====== Source document ======

# Will start Rifaximin-need advice/My MD's comment!



## Helpless! (Jun 10, 2009)

So I finally saw my GI MD last week. I asked her for a rx for Rifaximin. She is skepetical of Rifaximin being a cure for IBS. She knows about Dr. Pimental but believes the research is limited (which I do agree). She feels that studies done were limited and the successful studies haven't been replicated. Also the long term successful rates of taking this antibiotic doesn't seem promising. She thinks it may give me some relief by reducing the hydrogen levels that may trigger my symptoms but after completing antibiotic it mostly likely will return again.I am desperate and she was a great listener and willing to let me try the medication because the drug has no major side effects. And she did not do a breath testing because she did not think it was useful.What I want to treat--Chronic bloating and flatulence--most especially. No other symptoms--just those!OK--my question to Rifaximin users, if you could kindly answer. Does it cause constipation? Should I drink lots of water? More high fiber foods?--sounds like from past posts--you can eat what you want while taking it!!!Any GI sx/side effects I should watch for--diarrhea, watery stools? Any other advice would be truly appreciated! I know we all have our individualized outcomes!!--I'm keeping my fingers crossed and slight optimism open


----------



## nw0528 (Apr 17, 2009)

Hi,I had one day of stomach cramps, bloating, gas. That was only one day out of 14. First two days on it, no change, I think the third day had the cramping, gas. Then days 4-14, 100% perfect.But, my dr. had warned me some people have 1-3 days of diarrhea. I did not.nicole


----------



## UrbanUrbane (Jul 31, 2006)

======

■ Exercise details
Continue the forum thread about starting Rifaximin, picking up after its final line.

====== Records ======

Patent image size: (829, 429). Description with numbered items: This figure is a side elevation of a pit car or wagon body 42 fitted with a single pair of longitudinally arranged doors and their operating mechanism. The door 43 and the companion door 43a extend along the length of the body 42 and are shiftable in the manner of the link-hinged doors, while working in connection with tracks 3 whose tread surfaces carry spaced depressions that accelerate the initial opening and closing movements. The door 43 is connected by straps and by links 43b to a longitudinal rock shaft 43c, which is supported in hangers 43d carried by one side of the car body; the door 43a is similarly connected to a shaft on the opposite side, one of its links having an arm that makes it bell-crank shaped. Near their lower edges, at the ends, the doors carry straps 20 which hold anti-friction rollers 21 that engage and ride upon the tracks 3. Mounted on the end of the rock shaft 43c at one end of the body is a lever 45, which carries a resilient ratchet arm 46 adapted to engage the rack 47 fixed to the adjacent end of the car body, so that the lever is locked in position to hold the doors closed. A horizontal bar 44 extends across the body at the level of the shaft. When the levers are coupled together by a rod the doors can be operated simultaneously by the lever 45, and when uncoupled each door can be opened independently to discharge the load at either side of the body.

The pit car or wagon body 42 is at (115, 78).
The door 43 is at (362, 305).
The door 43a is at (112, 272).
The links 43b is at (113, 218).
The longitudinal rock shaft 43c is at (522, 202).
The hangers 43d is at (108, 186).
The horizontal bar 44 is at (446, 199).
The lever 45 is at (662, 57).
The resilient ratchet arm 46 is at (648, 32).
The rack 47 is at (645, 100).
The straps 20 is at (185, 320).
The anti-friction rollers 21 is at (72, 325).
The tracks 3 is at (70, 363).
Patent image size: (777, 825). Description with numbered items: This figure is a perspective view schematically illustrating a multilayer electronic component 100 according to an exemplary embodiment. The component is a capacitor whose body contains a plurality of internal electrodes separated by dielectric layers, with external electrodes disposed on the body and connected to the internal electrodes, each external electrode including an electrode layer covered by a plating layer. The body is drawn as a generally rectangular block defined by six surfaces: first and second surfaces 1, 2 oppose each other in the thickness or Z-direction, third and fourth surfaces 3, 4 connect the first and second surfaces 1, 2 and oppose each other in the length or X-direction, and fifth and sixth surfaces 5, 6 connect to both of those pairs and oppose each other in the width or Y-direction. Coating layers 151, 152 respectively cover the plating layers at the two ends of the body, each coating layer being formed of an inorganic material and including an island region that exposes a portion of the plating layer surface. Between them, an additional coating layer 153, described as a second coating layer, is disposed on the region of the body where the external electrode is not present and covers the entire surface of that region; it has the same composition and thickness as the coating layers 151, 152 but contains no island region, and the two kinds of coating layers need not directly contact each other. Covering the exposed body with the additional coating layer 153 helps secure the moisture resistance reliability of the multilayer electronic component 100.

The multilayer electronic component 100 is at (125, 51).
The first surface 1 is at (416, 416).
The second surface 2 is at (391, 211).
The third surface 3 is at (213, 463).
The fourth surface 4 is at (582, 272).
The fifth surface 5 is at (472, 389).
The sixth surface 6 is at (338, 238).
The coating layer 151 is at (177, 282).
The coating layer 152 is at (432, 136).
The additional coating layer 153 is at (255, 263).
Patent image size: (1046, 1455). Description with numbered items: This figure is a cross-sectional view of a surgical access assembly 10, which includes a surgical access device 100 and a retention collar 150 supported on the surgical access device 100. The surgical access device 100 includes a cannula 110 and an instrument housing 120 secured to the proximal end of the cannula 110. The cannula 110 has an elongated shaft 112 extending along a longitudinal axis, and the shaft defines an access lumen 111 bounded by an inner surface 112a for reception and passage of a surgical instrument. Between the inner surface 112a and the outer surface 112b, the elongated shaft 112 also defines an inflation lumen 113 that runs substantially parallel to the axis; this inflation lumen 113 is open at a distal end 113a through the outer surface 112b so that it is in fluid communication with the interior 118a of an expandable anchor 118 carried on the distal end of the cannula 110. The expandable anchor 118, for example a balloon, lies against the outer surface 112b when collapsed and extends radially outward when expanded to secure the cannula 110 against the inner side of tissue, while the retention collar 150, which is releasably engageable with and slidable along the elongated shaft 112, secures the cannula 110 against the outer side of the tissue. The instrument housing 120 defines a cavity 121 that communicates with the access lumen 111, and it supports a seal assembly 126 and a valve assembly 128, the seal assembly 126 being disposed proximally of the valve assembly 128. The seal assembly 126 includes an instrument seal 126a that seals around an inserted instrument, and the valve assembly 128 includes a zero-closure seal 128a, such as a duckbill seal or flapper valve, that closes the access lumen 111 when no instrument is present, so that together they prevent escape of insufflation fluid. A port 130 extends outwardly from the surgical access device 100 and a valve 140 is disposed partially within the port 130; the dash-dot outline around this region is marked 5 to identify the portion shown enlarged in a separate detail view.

======

■ Your response
I've taken it 4 times, also for chronic bloating, and it has been different each time. If I were you I would not expect grand and dramatic changes while on the med. That certainly happens for some people, but Rifaximin can also be very subtle; it can really help but sometimes you may need to take the course and then give it some time before you can even notice a change. I keep a log each time and during each 10-day course I experience a little of all the side effects that you mention at least once. It doesn't mean the Rifaximin isn't working. Definitely drink lots of water; why not? I know there have been some posts from some users in this forum intimating that you should eat lots of carbs during the course, however, this is not backed up anywhere, especially not by Pimentel. Again, we are all different, so the posters who wrote about eating carbs on Rifaximin may find that this works for them, but Dr. Pimentel has a sample diet in his book that one can stay on while taking the Rifaximin and it is lower carb and lower fiber. He allows white carbs like bread and rice because in his experience people with SIBO can digest starch and white carbs okay. If you have SIBO then fiber just ferments in your bowels; I'm not sure why it would be a good idea to up the fiber during the course; this seems as if it would only cause you pain. It sure does me.And yes, sadly, the SIBO will most likely return. If you only have to take the meds once or twice a year though, what a great life! Experiment with probiotics after the meds, I've had some luck making my own yogurt at home with VSL#3. At this point though, my breaks between antibiotics are much shorter than 5 months, so who knows.


----------



## Saxman (Aug 28, 2009)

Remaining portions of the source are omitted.